» WRITTEN PROBLEM
Gather every line holding the string "played".

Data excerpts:

══════════

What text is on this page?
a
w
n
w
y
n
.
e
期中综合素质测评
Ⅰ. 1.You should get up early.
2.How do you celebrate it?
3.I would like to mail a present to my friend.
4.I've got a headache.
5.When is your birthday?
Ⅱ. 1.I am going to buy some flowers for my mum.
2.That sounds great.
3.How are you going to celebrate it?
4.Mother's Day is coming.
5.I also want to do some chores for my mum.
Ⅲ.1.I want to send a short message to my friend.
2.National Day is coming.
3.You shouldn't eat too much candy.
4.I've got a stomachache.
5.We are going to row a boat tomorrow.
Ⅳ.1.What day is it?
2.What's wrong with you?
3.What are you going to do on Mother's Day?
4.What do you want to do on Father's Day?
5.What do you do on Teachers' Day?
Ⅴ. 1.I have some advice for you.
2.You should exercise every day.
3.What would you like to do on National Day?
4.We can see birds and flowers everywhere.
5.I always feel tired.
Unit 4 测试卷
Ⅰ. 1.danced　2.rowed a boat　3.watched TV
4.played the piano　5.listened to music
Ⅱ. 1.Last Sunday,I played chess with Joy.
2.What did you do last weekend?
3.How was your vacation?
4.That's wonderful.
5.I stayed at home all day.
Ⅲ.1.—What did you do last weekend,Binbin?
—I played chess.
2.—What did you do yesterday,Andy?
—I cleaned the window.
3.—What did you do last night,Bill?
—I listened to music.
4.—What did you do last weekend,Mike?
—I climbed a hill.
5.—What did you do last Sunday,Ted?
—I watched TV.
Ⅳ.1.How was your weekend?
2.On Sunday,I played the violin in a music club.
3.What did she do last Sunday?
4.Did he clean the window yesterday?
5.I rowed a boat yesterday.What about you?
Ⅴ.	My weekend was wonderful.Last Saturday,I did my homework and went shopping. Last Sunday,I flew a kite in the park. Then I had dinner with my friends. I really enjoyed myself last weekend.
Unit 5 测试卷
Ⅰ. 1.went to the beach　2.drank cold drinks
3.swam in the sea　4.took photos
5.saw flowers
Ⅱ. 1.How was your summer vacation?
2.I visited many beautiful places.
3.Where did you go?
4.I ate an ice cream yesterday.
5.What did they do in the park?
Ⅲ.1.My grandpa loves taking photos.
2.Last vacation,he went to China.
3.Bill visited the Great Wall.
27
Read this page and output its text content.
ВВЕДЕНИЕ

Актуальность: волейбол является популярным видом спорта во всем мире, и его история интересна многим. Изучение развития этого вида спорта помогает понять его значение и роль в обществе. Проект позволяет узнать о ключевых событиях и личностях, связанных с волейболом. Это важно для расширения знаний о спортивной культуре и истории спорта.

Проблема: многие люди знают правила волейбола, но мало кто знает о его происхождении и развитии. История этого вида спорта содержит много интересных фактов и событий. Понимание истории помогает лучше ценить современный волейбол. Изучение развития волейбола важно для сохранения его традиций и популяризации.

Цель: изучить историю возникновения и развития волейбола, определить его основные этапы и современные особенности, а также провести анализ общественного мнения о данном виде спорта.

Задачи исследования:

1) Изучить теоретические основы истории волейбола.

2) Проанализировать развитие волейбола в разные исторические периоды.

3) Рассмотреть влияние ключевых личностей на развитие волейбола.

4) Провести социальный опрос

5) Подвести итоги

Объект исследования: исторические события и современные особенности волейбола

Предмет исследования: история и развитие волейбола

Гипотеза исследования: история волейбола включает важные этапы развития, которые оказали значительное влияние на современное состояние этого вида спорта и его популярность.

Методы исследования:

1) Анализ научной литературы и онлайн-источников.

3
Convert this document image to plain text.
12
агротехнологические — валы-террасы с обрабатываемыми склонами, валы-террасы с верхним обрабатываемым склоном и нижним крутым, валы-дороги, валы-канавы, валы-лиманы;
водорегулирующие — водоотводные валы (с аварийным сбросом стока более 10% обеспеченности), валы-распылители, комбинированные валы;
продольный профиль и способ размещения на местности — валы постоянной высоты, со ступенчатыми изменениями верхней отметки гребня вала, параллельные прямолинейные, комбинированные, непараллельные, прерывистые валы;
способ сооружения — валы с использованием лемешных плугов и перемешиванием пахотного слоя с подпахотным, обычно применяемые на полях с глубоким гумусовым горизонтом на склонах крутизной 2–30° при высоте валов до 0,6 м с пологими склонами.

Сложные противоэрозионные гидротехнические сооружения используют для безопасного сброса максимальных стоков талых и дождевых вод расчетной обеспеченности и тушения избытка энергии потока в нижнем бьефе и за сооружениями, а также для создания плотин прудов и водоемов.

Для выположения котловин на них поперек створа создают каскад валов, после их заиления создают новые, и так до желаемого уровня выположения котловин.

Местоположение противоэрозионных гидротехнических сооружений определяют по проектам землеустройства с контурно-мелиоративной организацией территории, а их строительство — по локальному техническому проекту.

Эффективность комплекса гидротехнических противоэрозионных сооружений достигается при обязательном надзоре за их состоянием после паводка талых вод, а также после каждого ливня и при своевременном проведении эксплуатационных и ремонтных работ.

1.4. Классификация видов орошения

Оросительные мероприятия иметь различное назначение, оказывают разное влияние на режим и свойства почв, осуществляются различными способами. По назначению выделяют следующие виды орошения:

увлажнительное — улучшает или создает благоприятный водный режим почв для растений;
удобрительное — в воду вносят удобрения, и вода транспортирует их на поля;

══════════

» SOLUTION TO THIS EXERCISE
4.played the piano　5.listened to music
Ⅱ. 1.Last Sunday,I played chess with Joy.
—I played chess.
2.On Sunday,I played the violin in a music club.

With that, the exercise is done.